* INSTRUCTIONS FOR THE TASK:
Gather from the listing below each line that includes the word "Blenda", and copy it.

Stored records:

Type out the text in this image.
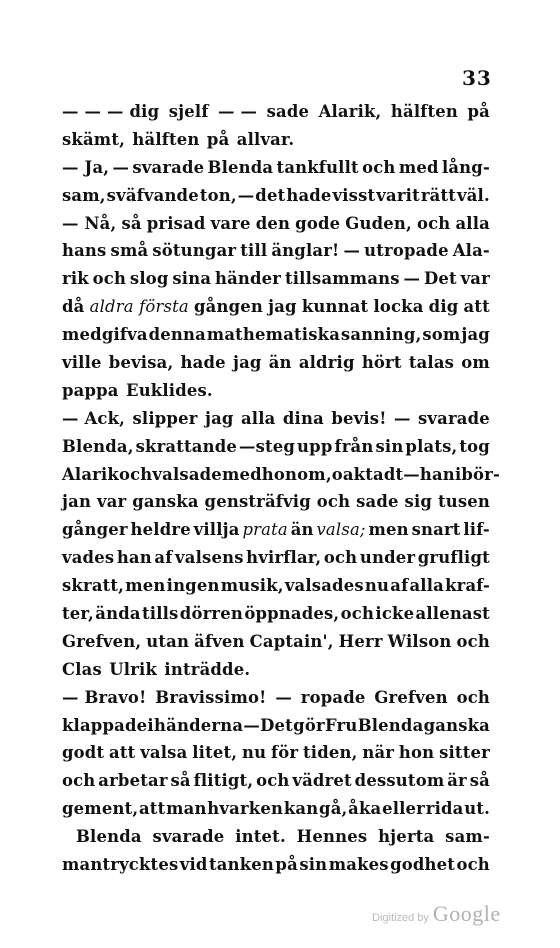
33
— — — dig sjelf — — sade Alarik, hälften på
skämt, hälften på allvar.
— Ja, — svarade Blenda tankfullt och med lång-
sam, sväfvande ton, — det hade visst varit rätt väl.
— Nå, så prisad vare den gode Guden, och alla
hans små sötungar till änglar! — utropade Ala-
rik och slog sina händer tillsammans — Det var
då aldra första gången jag kunnat locka dig att
medgifva denna mathematiska sanning, som jag
ville bevisa, hade jag än aldrig hört talas om
pappa Euklides.
— Ack, slipper jag alla dina bevis! — svarade
Blenda, skrattande —steg upp från sin plats, tog
Alarik och valsade med honom, oaktadt — han i bör-
jan var ganska gensträfvig och sade sig tusen
gånger heldre villja prata än valsa; men snart lif-
vades han af valsens hvirflar, och under grufligt
skratt, men ingen musik, valsades nu af alla kraf-
ter, ända tills dörren öppnades, och icke allenast
Grefven, utan äfven Captain', Herr Wilson och
Clas Ulrik inträdde.
— Bravo! Bravissimo! — ropade Grefven och
klappade i händerna — Det gör Fru Blenda ganska
godt att valsa litet, nu för tiden, när hon sitter
och arbetar så flitigt, och vädret dessutom är så
gement, att man hvarken kan gå, åka eller rida ut.
Blenda svarade intet. Hennes hjerta sam-
mantrycktes vid tanken på sin makes godhet och
Digitized by Google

* ANSWER BELOW:
— Ja, — svarade Blenda tankfullt och med lång-
Blenda, skrattande —steg upp från sin plats, tog
klappade i händerna — Det gör Fru Blenda ganska
Blenda svarade intet. Hennes hjerta sam-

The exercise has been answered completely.